(Figure dataset records)
******

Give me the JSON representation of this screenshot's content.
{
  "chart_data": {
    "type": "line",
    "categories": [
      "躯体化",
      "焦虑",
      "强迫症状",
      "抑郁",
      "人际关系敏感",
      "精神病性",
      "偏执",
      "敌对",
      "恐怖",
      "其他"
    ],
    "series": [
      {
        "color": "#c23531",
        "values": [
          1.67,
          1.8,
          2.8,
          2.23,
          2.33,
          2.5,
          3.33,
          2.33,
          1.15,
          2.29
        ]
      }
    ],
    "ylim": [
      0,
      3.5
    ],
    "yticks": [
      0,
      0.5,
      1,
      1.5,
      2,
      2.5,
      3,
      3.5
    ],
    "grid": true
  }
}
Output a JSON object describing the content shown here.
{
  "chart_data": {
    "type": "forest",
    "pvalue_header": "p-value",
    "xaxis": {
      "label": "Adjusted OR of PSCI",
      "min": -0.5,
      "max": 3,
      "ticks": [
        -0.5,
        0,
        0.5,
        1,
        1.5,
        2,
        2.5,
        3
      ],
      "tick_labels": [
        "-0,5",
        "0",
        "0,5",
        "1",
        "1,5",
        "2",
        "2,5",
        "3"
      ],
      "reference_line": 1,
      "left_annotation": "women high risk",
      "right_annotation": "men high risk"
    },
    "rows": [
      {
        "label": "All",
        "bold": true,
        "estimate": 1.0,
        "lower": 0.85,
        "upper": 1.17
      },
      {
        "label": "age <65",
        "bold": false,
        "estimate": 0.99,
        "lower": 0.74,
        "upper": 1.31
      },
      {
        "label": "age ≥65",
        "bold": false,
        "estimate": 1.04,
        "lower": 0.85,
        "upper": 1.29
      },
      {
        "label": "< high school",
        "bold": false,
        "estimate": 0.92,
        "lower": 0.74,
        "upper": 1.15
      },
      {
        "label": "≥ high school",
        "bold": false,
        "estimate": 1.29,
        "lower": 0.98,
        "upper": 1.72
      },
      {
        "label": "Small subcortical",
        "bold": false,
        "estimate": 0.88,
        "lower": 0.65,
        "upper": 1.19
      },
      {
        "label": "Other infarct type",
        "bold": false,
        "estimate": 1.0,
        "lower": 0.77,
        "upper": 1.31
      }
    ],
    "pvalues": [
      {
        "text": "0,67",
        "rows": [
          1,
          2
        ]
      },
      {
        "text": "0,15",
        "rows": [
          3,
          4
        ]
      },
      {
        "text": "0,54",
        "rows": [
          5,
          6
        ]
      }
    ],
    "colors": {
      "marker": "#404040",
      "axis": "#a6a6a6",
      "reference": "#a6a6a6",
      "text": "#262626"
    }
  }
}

******

What is being asked |
Answer with one number only: how many lines above contain the word "high".

Correct answer |
4